[INSTRUCTIONS FOR THE TASK]:
The data below needs to be returned exactly, line for line.

========================================================================

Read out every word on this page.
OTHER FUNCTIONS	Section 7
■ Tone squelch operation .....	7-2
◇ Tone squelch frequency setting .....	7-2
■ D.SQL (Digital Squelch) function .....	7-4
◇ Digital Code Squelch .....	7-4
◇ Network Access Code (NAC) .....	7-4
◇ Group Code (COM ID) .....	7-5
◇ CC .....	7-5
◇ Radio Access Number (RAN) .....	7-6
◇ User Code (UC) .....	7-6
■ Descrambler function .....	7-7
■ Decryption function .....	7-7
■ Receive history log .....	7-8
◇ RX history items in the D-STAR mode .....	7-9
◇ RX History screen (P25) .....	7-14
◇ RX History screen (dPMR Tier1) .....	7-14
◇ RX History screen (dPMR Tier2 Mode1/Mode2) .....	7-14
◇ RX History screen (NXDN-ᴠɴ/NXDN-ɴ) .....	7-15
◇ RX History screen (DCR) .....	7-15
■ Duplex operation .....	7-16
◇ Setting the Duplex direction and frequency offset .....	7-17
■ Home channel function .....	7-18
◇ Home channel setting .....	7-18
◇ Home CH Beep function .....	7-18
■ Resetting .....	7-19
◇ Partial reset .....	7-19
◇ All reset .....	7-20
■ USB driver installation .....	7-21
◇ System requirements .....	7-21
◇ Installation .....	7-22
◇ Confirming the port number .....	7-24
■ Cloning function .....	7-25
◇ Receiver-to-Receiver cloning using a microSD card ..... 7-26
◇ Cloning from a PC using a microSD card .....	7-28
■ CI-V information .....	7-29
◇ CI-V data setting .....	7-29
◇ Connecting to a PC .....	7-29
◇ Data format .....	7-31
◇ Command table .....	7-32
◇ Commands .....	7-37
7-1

========================================================================

[THE ANSWER]:
Read out every word on this page.
OTHER FUNCTIONS	Section 7
■ Tone squelch operation .....	7-2
◇ Tone squelch frequency setting .....	7-2
■ D.SQL (Digital Squelch) function .....	7-4
◇ Digital Code Squelch .....	7-4
◇ Network Access Code (NAC) .....	7-4
◇ Group Code (COM ID) .....	7-5
◇ CC .....	7-5
◇ Radio Access Number (RAN) .....	7-6
◇ User Code (UC) .....	7-6
■ Descrambler function .....	7-7
■ Decryption function .....	7-7
■ Receive history log .....	7-8
◇ RX history items in the D-STAR mode .....	7-9
◇ RX History screen (P25) .....	7-14
◇ RX History screen (dPMR Tier1) .....	7-14
◇ RX History screen (dPMR Tier2 Mode1/Mode2) .....	7-14
◇ RX History screen (NXDN-ᴠɴ/NXDN-ɴ) .....	7-15
◇ RX History screen (DCR) .....	7-15
■ Duplex operation .....	7-16
◇ Setting the Duplex direction and frequency offset .....	7-17
■ Home channel function .....	7-18
◇ Home channel setting .....	7-18
◇ Home CH Beep function .....	7-18
■ Resetting .....	7-19
◇ Partial reset .....	7-19
◇ All reset .....	7-20
■ USB driver installation .....	7-21
◇ System requirements .....	7-21
◇ Installation .....	7-22
◇ Confirming the port number .....	7-24
■ Cloning function .....	7-25
◇ Receiver-to-Receiver cloning using a microSD card ..... 7-26
◇ Cloning from a PC using a microSD card .....	7-28
■ CI-V information .....	7-29
◇ CI-V data setting .....	7-29
◇ Connecting to a PC .....	7-29
◇ Data format .....	7-31
◇ Command table .....	7-32
◇ Commands .....	7-37
7-1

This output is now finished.